Extract to read>

------------------------------

apm-server | 2020-06-07T13:07:10.023Z INFO [request] middleware/log_middleware.go:76 request accepted {"request_id": "66791de1-f896-42ce-bc99-99a2c389afd3", "method": "POST", "URL": "/intake/v2/events", "content_length": 1253, "remote_address": "192.168.49.35", "user-agent": "elasticapm-python/5.5.2", "response_code": 202}
apm-server | 2020-06-07T13:07:30.378Z ERROR pipeline/output.go:100 Failed to connect to backoff(elasticsearch(http://es01:9200)): Connection marked as failed because the onConnect callback failed: resource 'apm-7.5.2-error' exists, but it is not an alias
apm-server | 2020-06-07T13:07:30.378Z INFO pipeline/output.go:93 Attempting to reconnect to backoff(elasticsearch(http://es01:9200)) with 136 reconnect attempt(s)
apm-server | 2020-06-07T13:07:30.379Z INFO [publisher] pipeline/retry.go:196 retryer: send unwait-signal to consumer
apm-server | 2020-06-07T13:07:30.379Z INFO [publisher] pipeline/retry.go:198 done
apm-server | 2020-06-07T13:07:30.379Z INFO [publisher] pipeline/retry.go:173 retryer: send wait signal to consumer
apm-server | 2020-06-07T13:07:30.379Z INFO [publisher] pipeline/retry.go:175 done
apm-server | 2020-06-07T13:07:30.381Z INFO elasticsearch/client.go:753 Attempting to connect to Elasticsearch version 7.5.2
apm-server | 2020-06-07T13:07:30.426Z INFO [pipelines] pipeline/register.go:53 Pipeline already registered: apm
apm-server | 2020-06-07T13:07:30.435Z INFO [pipelines] pipeline/register.go:53 Pipeline already registered: apm_user_agent
apm-server | 2020-06-07T13:07:30.437Z INFO [pipelines] pipeline/register.go:53 Pipeline already registered: apm_user_geo
apm-server | 2020-06-07T13:07:30.437Z INFO [pipelines] pipeline/register.go:56 Registered Ingest Pipelines successfully.

------------------------------

Exercise requirements> Please rename "es01" to "es-node1" in the APM server log, starting at the words "apm-server | 2020-06-07T13:07:10.023Z" and stopping after "136 reconnect attempt(s)".

------------------------------

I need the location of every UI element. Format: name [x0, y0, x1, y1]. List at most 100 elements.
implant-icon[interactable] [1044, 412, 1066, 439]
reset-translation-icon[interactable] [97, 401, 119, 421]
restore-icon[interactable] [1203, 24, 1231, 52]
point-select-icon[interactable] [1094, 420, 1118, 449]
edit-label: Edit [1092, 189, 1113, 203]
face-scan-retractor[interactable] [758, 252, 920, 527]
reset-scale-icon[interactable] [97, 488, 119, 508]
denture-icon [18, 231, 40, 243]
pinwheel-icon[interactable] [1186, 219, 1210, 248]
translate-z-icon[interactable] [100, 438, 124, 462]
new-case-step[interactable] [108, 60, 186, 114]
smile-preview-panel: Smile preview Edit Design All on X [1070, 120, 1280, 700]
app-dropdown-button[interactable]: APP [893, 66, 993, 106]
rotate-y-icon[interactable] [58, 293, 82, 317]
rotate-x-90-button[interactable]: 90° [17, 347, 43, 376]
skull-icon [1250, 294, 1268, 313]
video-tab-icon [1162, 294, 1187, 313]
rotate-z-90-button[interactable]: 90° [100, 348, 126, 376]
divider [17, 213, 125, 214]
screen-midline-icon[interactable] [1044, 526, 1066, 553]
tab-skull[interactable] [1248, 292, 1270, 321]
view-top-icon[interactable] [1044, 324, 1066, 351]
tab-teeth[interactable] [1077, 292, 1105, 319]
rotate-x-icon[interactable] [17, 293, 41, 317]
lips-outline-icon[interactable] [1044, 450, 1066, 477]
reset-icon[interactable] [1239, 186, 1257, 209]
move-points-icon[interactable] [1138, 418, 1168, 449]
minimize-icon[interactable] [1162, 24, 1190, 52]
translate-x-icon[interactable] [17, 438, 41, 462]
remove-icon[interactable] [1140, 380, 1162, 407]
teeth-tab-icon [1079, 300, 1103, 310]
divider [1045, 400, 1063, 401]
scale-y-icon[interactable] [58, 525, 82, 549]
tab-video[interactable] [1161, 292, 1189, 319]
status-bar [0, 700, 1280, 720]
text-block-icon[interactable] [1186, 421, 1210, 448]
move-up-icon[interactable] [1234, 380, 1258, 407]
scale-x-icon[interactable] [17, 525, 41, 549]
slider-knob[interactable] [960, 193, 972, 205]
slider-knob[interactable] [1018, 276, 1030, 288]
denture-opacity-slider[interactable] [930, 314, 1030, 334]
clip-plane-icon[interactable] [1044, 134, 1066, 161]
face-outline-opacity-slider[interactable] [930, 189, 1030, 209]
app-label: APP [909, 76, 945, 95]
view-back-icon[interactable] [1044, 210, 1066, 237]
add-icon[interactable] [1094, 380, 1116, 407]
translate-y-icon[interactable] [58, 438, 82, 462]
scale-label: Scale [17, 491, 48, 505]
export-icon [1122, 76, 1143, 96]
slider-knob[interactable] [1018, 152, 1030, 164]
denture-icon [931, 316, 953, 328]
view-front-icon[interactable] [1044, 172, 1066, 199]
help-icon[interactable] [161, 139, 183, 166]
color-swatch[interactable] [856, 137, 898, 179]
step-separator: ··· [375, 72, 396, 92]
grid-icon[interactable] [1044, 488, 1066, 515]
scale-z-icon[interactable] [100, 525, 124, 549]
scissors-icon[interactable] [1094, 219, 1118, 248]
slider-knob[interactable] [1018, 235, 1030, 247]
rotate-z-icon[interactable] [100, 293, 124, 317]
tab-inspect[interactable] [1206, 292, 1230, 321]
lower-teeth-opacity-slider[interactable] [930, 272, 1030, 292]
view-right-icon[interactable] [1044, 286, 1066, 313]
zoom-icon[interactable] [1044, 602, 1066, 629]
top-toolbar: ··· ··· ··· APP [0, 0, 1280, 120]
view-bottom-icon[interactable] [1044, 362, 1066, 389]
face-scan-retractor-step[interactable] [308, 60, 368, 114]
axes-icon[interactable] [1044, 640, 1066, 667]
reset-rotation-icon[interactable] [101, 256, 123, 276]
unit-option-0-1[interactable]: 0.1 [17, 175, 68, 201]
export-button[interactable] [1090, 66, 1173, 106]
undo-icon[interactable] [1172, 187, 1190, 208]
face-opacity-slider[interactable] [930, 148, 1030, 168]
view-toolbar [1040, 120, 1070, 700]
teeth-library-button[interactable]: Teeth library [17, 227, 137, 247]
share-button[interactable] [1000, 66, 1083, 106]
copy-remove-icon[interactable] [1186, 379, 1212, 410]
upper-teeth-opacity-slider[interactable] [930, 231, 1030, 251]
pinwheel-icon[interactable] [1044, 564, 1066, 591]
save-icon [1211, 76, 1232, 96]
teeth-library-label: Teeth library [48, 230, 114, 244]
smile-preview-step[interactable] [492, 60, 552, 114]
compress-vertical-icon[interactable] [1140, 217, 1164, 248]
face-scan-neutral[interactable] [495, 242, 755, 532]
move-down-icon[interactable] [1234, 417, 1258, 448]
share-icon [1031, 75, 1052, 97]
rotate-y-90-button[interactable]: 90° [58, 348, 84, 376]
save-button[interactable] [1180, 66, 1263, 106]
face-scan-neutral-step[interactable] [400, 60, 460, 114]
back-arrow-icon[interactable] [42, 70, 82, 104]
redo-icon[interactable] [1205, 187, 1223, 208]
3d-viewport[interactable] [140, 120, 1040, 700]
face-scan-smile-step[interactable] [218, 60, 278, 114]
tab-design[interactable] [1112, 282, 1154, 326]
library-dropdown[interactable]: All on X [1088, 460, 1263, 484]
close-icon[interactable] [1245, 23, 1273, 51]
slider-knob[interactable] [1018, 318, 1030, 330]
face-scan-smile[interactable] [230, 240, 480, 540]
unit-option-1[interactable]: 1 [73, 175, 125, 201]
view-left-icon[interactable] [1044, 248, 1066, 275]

------------------------------

Answer area>
apm-server | 2020-06-07T13:07:10.023Z INFO [request] middleware/log_middleware.go:76 request accepted {"request_id": "66791de1-f896-42ce-bc99-99a2c389afd3", "method": "POST", "URL": "/intake/v2/events", "content_length": 1253, "remote_address": "192.168.49.35", "user-agent": "elasticapm-python/5.5.2", "response_code": 202}
apm-server | 2020-06-07T13:07:30.378Z ERROR pipeline/output.go:100 Failed to connect to backoff(elasticsearch(http://es-node1:9200)): Connection marked as failed because the onConnect callback failed: resource 'apm-7.5.2-error' exists, but it is not an alias
apm-server | 2020-06-07T13:07:30.378Z INFO pipeline/output.go:93 Attempting to reconnect to backoff(elasticsearch(http://es-node1:9200)) with 136 reconnect attempt(s)